→ **Objective**
Extract the records in full, leaving every picture out.

Data items
- - -

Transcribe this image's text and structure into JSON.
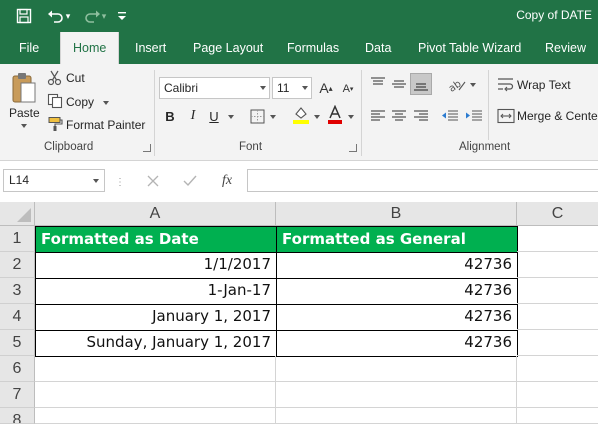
{
  "title_bar": {
    "doc_title": "Copy of DATE"
  },
  "tabs": [
    {
      "label": "File"
    },
    {
      "label": "Home"
    },
    {
      "label": "Insert"
    },
    {
      "label": "Page Layout"
    },
    {
      "label": "Formulas"
    },
    {
      "label": "Data"
    },
    {
      "label": "Pivot Table Wizard"
    },
    {
      "label": "Review"
    }
  ],
  "ribbon": {
    "clipboard": {
      "paste": "Paste",
      "cut": "Cut",
      "copy": "Copy",
      "format_painter": "Format Painter",
      "group_label": "Clipboard"
    },
    "font": {
      "font_name": "Calibri",
      "font_size": "11",
      "bold": "B",
      "italic": "I",
      "underline": "U",
      "group_label": "Font"
    },
    "alignment": {
      "wrap_text": "Wrap Text",
      "merge_center": "Merge & Center",
      "group_label": "Alignment"
    }
  },
  "formula_bar": {
    "name_box": "L14",
    "fx": "fx",
    "formula": ""
  },
  "columns": [
    "A",
    "B",
    "C"
  ],
  "rows": [
    "1",
    "2",
    "3",
    "4",
    "5",
    "6",
    "7",
    "8"
  ],
  "cells": {
    "A1": "Formatted as Date",
    "B1": "Formatted as General",
    "A2": "1/1/2017",
    "B2": "42736",
    "A3": "1-Jan-17",
    "B3": "42736",
    "A4": "January 1, 2017",
    "B4": "42736",
    "A5": "Sunday, January 1, 2017",
    "B5": "42736"
  },
  "colors": {
    "excel_green": "#217346",
    "header_fill": "#00b050"
  }
}
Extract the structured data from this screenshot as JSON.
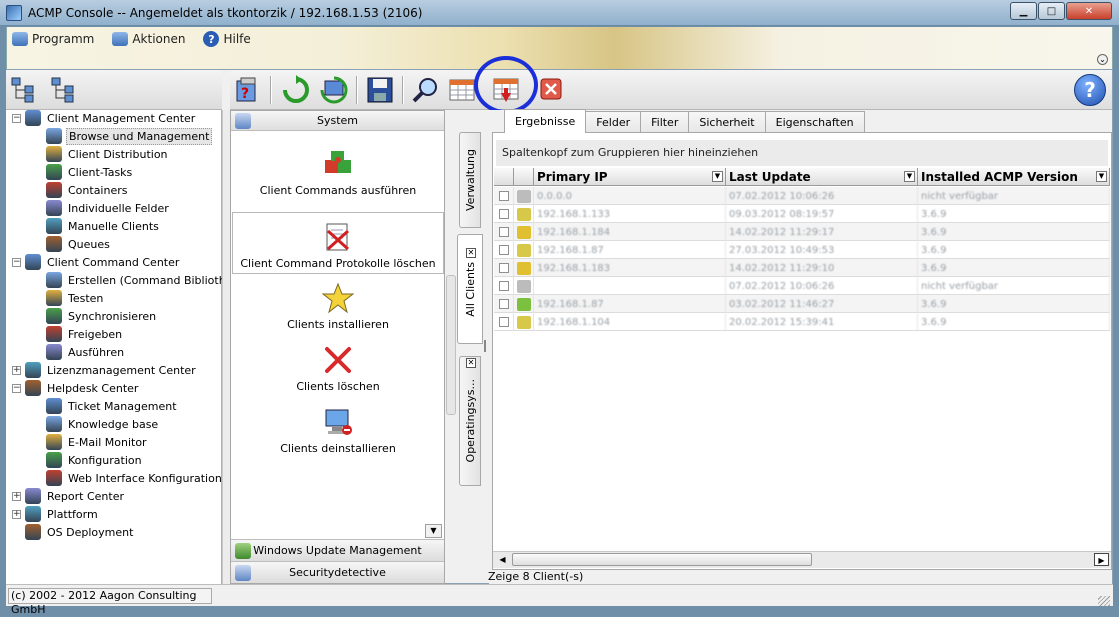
{
  "window": {
    "title": "ACMP Console -- Angemeldet als tkontorzik / 192.168.1.53 (2106)",
    "minimize": "▁",
    "maximize": "□",
    "close": "✕"
  },
  "menu": {
    "items": [
      {
        "label": "Programm",
        "icon": "program-icon"
      },
      {
        "label": "Aktionen",
        "icon": "actions-icon"
      },
      {
        "label": "Hilfe",
        "icon": "help-icon"
      }
    ]
  },
  "tree": {
    "nodes": [
      {
        "label": "Client Management Center",
        "level": 0,
        "expander": "−"
      },
      {
        "label": "Browse und Management",
        "level": 1,
        "selected": true
      },
      {
        "label": "Client Distribution",
        "level": 1
      },
      {
        "label": "Client-Tasks",
        "level": 1
      },
      {
        "label": "Containers",
        "level": 1
      },
      {
        "label": "Individuelle Felder",
        "level": 1
      },
      {
        "label": "Manuelle Clients",
        "level": 1
      },
      {
        "label": "Queues",
        "level": 1
      },
      {
        "label": "Client Command Center",
        "level": 0,
        "expander": "−"
      },
      {
        "label": "Erstellen (Command Bibliothek)",
        "level": 1
      },
      {
        "label": "Testen",
        "level": 1
      },
      {
        "label": "Synchronisieren",
        "level": 1
      },
      {
        "label": "Freigeben",
        "level": 1
      },
      {
        "label": "Ausführen",
        "level": 1
      },
      {
        "label": "Lizenzmanagement Center",
        "level": 0,
        "expander": "+"
      },
      {
        "label": "Helpdesk Center",
        "level": 0,
        "expander": "−"
      },
      {
        "label": "Ticket Management",
        "level": 1
      },
      {
        "label": "Knowledge base",
        "level": 1
      },
      {
        "label": "E-Mail Monitor",
        "level": 1
      },
      {
        "label": "Konfiguration",
        "level": 1
      },
      {
        "label": "Web Interface Konfiguration",
        "level": 1
      },
      {
        "label": "Report Center",
        "level": 0,
        "expander": "+"
      },
      {
        "label": "Plattform",
        "level": 0,
        "expander": "+"
      },
      {
        "label": "OS Deployment",
        "level": 0,
        "expander": ""
      }
    ]
  },
  "commands": {
    "header": "System",
    "items": [
      "Client Commands ausführen",
      "Client Command Protokolle löschen",
      "Clients installieren",
      "Clients löschen",
      "Clients deinstallieren"
    ],
    "footer": [
      "Windows Update Management",
      "Securitydetective"
    ],
    "scroll_down": "▼"
  },
  "side_tabs": {
    "verwaltung": "Verwaltung",
    "all_clients": "All Clients",
    "operatingsys": "Operatingsys...",
    "close": "✕"
  },
  "results": {
    "tabs": [
      "Ergebnisse",
      "Felder",
      "Filter",
      "Sicherheit",
      "Eigenschaften"
    ],
    "group_hint": "Spaltenkopf zum Gruppieren hier hineinziehen",
    "columns": [
      "Primary IP",
      "Last Update",
      "Installed ACMP Version"
    ],
    "dropdown_glyph": "▼",
    "rows": [
      {
        "ip": "0.0.0.0",
        "update": "07.02.2012 10:06:26",
        "version": "nicht verfügbar",
        "icon_color": "#bcbcbc"
      },
      {
        "ip": "192.168.1.133",
        "update": "09.03.2012 08:19:57",
        "version": "3.6.9",
        "icon_color": "#d7c84a"
      },
      {
        "ip": "192.168.1.184",
        "update": "14.02.2012 11:29:17",
        "version": "3.6.9",
        "icon_color": "#e0c030"
      },
      {
        "ip": "192.168.1.87",
        "update": "27.03.2012 10:49:53",
        "version": "3.6.9",
        "icon_color": "#d7c84a"
      },
      {
        "ip": "192.168.1.183",
        "update": "14.02.2012 11:29:10",
        "version": "3.6.9",
        "icon_color": "#e0c030"
      },
      {
        "ip": "",
        "update": "07.02.2012 10:06:26",
        "version": "nicht verfügbar",
        "icon_color": "#bcbcbc"
      },
      {
        "ip": "192.168.1.87",
        "update": "03.02.2012 11:46:27",
        "version": "3.6.9",
        "icon_color": "#7cc040"
      },
      {
        "ip": "192.168.1.104",
        "update": "20.02.2012 15:39:41",
        "version": "3.6.9",
        "icon_color": "#d7c84a"
      }
    ],
    "count_text": "Zeige 8 Client(-s)",
    "scroll_left": "◀",
    "scroll_right": "▶"
  },
  "status": {
    "copyright": "(c) 2002 - 2012 Aagon Consulting GmbH"
  },
  "help_button": "?",
  "banner_chevron": "⌄"
}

- - -

→ **Solved problem**
Transcribe this image's text and structure into JSON.
{
  "title_bar": {
    "doc_title": "Copy of DATE"
  },
  "tabs": [
    {
      "label": "File"
    },
    {
      "label": "Home"
    },
    {
      "label": "Insert"
    },
    {
      "label": "Page Layout"
    },
    {
      "label": "Formulas"
    },
    {
      "label": "Data"
    },
    {
      "label": "Pivot Table Wizard"
    },
    {
      "label": "Review"
    }
  ],
  "ribbon": {
    "clipboard": {
      "paste": "Paste",
      "cut": "Cut",
      "copy": "Copy",
      "format_painter": "Format Painter",
      "group_label": "Clipboard"
    },
    "font": {
      "font_name": "Calibri",
      "font_size": "11",
      "bold": "B",
      "italic": "I",
      "underline": "U",
      "group_label": "Font"
    },
    "alignment": {
      "wrap_text": "Wrap Text",
      "merge_center": "Merge & Center",
      "group_label": "Alignment"
    }
  },
  "formula_bar": {
    "name_box": "L14",
    "fx": "fx",
    "formula": ""
  },
  "columns": [
    "A",
    "B",
    "C"
  ],
  "rows": [
    "1",
    "2",
    "3",
    "4",
    "5",
    "6",
    "7",
    "8"
  ],
  "cells": {
    "A1": "Formatted as Date",
    "B1": "Formatted as General",
    "A2": "1/1/2017",
    "B2": "42736",
    "A3": "1-Jan-17",
    "B3": "42736",
    "A4": "January 1, 2017",
    "B4": "42736",
    "A5": "Sunday, January 1, 2017",
    "B5": "42736"
  },
  "colors": {
    "excel_green": "#217346",
    "header_fill": "#00b050"
  }
}
Extract the structured data from this screenshot as JSON.
{
  "window": {
    "title": "ACMP Console -- Angemeldet als tkontorzik / 192.168.1.53 (2106)",
    "minimize": "▁",
    "maximize": "□",
    "close": "✕"
  },
  "menu": {
    "items": [
      {
        "label": "Programm",
        "icon": "program-icon"
      },
      {
        "label": "Aktionen",
        "icon": "actions-icon"
      },
      {
        "label": "Hilfe",
        "icon": "help-icon"
      }
    ]
  },
  "tree": {
    "nodes": [
      {
        "label": "Client Management Center",
        "level": 0,
        "expander": "−"
      },
      {
        "label": "Browse und Management",
        "level": 1,
        "selected": true
      },
      {
        "label": "Client Distribution",
        "level": 1
      },
      {
        "label": "Client-Tasks",
        "level": 1
      },
      {
        "label": "Containers",
        "level": 1
      },
      {
        "label": "Individuelle Felder",
        "level": 1
      },
      {
        "label": "Manuelle Clients",
        "level": 1
      },
      {
        "label": "Queues",
        "level": 1
      },
      {
        "label": "Client Command Center",
        "level": 0,
        "expander": "−"
      },
      {
        "label": "Erstellen (Command Bibliothek)",
        "level": 1
      },
      {
        "label": "Testen",
        "level": 1
      },
      {
        "label": "Synchronisieren",
        "level": 1
      },
      {
        "label": "Freigeben",
        "level": 1
      },
      {
        "label": "Ausführen",
        "level": 1
      },
      {
        "label": "Lizenzmanagement Center",
        "level": 0,
        "expander": "+"
      },
      {
        "label": "Helpdesk Center",
        "level": 0,
        "expander": "−"
      },
      {
        "label": "Ticket Management",
        "level": 1
      },
      {
        "label": "Knowledge base",
        "level": 1
      },
      {
        "label": "E-Mail Monitor",
        "level": 1
      },
      {
        "label": "Konfiguration",
        "level": 1
      },
      {
        "label": "Web Interface Konfiguration",
        "level": 1
      },
      {
        "label": "Report Center",
        "level": 0,
        "expander": "+"
      },
      {
        "label": "Plattform",
        "level": 0,
        "expander": "+"
      },
      {
        "label": "OS Deployment",
        "level": 0,
        "expander": ""
      }
    ]
  },
  "commands": {
    "header": "System",
    "items": [
      "Client Commands ausführen",
      "Client Command Protokolle löschen",
      "Clients installieren",
      "Clients löschen",
      "Clients deinstallieren"
    ],
    "footer": [
      "Windows Update Management",
      "Securitydetective"
    ],
    "scroll_down": "▼"
  },
  "side_tabs": {
    "verwaltung": "Verwaltung",
    "all_clients": "All Clients",
    "operatingsys": "Operatingsys...",
    "close": "✕"
  },
  "results": {
    "tabs": [
      "Ergebnisse",
      "Felder",
      "Filter",
      "Sicherheit",
      "Eigenschaften"
    ],
    "group_hint": "Spaltenkopf zum Gruppieren hier hineinziehen",
    "columns": [
      "Primary IP",
      "Last Update",
      "Installed ACMP Version"
    ],
    "dropdown_glyph": "▼",
    "rows": [
      {
        "ip": "0.0.0.0",
        "update": "07.02.2012 10:06:26",
        "version": "nicht verfügbar",
        "icon_color": "#bcbcbc"
      },
      {
        "ip": "192.168.1.133",
        "update": "09.03.2012 08:19:57",
        "version": "3.6.9",
        "icon_color": "#d7c84a"
      },
      {
        "ip": "192.168.1.184",
        "update": "14.02.2012 11:29:17",
        "version": "3.6.9",
        "icon_color": "#e0c030"
      },
      {
        "ip": "192.168.1.87",
        "update": "27.03.2012 10:49:53",
        "version": "3.6.9",
        "icon_color": "#d7c84a"
      },
      {
        "ip": "192.168.1.183",
        "update": "14.02.2012 11:29:10",
        "version": "3.6.9",
        "icon_color": "#e0c030"
      },
      {
        "ip": "",
        "update": "07.02.2012 10:06:26",
        "version": "nicht verfügbar",
        "icon_color": "#bcbcbc"
      },
      {
        "ip": "192.168.1.87",
        "update": "03.02.2012 11:46:27",
        "version": "3.6.9",
        "icon_color": "#7cc040"
      },
      {
        "ip": "192.168.1.104",
        "update": "20.02.2012 15:39:41",
        "version": "3.6.9",
        "icon_color": "#d7c84a"
      }
    ],
    "count_text": "Zeige 8 Client(-s)",
    "scroll_left": "◀",
    "scroll_right": "▶"
  },
  "status": {
    "copyright": "(c) 2002 - 2012 Aagon Consulting GmbH"
  },
  "help_button": "?",
  "banner_chevron": "⌄"
}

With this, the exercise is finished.